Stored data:
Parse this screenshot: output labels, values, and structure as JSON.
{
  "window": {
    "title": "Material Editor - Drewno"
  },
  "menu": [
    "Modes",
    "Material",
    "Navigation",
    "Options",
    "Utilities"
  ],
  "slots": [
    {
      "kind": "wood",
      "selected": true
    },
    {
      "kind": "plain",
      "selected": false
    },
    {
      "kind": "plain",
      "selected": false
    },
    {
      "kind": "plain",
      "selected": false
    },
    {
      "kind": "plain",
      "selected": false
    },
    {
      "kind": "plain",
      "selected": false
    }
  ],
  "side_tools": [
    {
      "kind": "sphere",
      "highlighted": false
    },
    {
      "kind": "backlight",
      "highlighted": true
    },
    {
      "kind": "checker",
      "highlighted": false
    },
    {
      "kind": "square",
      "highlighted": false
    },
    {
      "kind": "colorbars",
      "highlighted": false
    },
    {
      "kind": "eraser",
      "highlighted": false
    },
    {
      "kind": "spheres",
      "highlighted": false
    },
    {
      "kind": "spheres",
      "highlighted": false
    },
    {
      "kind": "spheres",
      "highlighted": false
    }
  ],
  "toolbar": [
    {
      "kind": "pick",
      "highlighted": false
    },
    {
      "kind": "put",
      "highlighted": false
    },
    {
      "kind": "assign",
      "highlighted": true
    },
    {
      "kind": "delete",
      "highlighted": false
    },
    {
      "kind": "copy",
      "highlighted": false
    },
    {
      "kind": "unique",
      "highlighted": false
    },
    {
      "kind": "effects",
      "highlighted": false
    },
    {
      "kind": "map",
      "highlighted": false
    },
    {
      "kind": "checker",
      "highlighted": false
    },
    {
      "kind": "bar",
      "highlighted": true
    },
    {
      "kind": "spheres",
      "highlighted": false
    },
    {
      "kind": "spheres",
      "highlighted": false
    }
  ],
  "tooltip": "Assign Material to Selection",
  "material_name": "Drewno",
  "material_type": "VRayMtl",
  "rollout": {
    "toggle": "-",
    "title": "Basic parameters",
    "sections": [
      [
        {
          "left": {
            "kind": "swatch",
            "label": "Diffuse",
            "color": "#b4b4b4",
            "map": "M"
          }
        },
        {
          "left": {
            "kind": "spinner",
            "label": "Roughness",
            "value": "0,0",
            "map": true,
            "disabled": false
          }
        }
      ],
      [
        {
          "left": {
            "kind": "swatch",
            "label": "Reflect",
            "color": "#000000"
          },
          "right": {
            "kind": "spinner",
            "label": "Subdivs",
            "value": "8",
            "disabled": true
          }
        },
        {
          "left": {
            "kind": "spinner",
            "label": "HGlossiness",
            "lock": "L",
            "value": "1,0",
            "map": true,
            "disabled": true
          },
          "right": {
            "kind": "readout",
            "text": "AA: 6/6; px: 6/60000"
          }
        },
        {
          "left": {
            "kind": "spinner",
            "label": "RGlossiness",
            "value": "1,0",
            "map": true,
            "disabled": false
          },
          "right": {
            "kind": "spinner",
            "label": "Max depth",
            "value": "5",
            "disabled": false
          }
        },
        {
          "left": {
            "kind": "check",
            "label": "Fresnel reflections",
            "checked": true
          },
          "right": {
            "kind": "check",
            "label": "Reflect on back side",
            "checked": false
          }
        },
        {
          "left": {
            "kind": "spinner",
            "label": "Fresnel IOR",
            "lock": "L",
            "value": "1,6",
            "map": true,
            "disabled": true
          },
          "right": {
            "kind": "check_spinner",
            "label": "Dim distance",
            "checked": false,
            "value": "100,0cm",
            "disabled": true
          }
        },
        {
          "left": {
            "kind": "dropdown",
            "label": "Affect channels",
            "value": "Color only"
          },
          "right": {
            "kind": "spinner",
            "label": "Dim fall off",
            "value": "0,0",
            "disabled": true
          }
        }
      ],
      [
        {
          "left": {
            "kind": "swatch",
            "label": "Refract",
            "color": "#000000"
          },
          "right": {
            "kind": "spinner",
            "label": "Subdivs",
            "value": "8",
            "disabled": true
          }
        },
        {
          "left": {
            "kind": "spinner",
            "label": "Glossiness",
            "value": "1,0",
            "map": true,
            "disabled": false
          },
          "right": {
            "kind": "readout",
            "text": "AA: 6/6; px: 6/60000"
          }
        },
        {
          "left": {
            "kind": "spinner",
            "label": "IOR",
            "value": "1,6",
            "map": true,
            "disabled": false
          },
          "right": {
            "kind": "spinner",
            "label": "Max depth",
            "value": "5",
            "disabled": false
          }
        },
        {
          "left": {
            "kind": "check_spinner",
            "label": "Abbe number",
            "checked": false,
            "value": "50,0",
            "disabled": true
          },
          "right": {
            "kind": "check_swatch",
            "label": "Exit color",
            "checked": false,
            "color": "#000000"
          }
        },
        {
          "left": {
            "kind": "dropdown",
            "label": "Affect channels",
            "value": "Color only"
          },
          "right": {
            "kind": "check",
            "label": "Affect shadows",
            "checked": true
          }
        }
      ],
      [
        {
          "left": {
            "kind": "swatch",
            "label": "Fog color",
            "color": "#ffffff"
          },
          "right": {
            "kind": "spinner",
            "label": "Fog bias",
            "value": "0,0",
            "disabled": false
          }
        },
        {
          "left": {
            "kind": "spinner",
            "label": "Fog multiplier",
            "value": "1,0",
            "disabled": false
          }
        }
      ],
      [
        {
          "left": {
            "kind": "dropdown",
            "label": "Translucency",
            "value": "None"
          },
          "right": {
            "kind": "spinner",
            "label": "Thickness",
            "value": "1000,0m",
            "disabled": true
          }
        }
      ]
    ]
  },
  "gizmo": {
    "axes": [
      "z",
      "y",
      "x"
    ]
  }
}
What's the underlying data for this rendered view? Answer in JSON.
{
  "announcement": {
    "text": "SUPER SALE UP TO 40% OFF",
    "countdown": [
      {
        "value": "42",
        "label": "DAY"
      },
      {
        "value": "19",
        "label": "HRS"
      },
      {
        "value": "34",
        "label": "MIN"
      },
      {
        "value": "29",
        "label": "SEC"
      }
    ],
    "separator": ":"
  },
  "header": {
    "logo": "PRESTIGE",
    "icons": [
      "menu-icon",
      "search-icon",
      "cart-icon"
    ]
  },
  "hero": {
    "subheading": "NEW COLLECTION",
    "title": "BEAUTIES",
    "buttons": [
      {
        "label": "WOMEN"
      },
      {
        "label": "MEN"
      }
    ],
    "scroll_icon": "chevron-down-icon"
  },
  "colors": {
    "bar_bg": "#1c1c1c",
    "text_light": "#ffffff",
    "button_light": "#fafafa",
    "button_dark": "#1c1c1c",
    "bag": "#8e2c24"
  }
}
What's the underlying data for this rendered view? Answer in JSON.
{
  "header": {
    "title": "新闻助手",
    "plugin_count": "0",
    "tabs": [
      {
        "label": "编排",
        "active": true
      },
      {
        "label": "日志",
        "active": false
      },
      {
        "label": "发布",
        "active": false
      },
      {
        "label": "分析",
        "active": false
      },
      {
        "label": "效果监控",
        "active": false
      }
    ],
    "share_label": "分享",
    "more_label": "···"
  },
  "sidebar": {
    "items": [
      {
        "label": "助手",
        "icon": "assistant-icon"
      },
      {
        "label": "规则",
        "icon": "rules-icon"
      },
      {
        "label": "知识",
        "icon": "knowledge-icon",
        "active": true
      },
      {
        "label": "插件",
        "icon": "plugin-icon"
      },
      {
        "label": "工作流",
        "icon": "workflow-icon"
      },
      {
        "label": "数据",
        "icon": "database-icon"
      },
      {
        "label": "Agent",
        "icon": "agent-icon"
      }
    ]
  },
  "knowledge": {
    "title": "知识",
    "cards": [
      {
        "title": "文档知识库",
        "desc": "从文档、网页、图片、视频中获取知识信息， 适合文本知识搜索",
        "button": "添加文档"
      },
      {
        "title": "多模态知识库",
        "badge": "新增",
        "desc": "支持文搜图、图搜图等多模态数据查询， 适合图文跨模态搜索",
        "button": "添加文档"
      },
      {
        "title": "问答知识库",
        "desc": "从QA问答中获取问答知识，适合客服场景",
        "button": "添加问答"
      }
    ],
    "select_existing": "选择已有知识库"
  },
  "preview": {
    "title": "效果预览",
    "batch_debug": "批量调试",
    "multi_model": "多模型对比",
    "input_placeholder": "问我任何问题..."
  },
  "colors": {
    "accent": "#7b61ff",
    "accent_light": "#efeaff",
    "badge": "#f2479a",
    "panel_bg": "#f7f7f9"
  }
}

- OBJECTIVE -
Examine the listing and say how many of its lines contain the string "Drewno". Give the number alone.

- TASK ANSWER -
2